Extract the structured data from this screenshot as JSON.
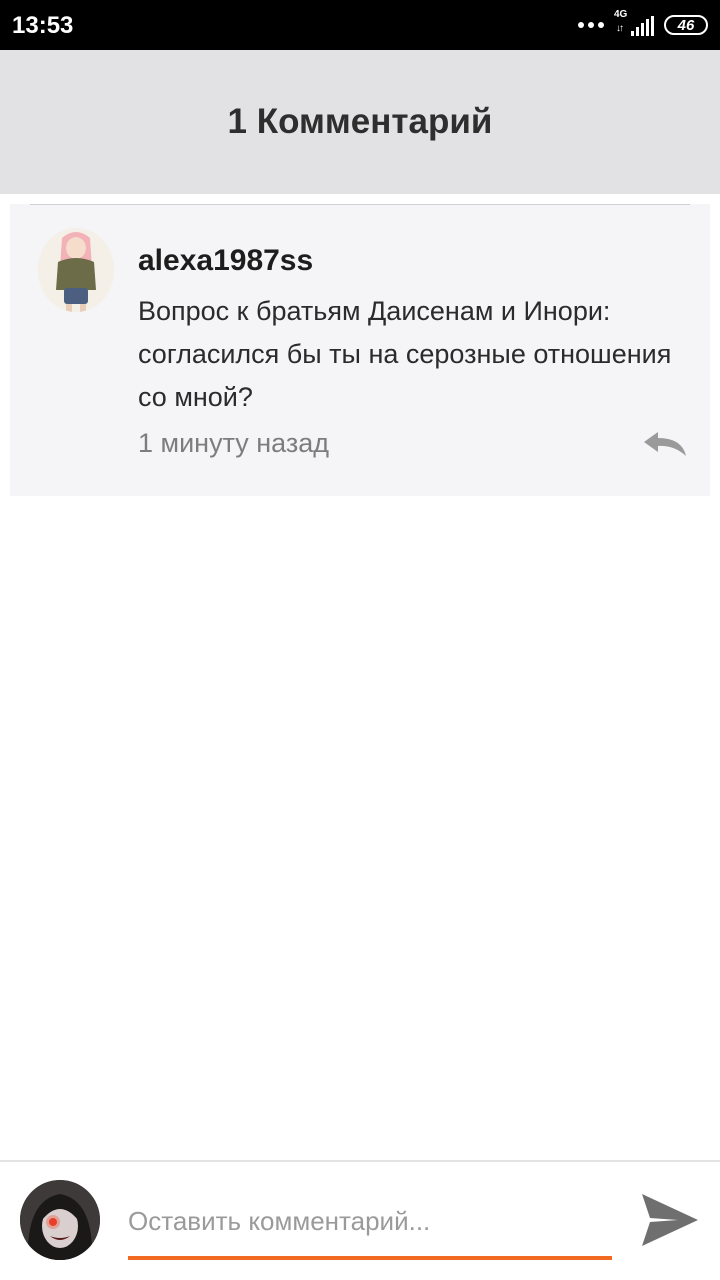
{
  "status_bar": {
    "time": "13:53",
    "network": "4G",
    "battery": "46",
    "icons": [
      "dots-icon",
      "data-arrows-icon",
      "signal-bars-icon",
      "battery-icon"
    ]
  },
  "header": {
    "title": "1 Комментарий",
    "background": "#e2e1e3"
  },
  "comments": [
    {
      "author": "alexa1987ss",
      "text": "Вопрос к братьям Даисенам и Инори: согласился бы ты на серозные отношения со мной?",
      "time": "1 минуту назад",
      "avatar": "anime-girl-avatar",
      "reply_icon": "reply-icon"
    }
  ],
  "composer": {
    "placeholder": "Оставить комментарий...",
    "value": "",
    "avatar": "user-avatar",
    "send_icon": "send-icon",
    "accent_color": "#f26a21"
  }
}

● ● ● ●

- **STATED TASK**
Using the entries above, find all lines with "avatar". Copy them.

- **THE RESULT**
      "avatar": "anime-girl-avatar",
    "avatar": "user-avatar",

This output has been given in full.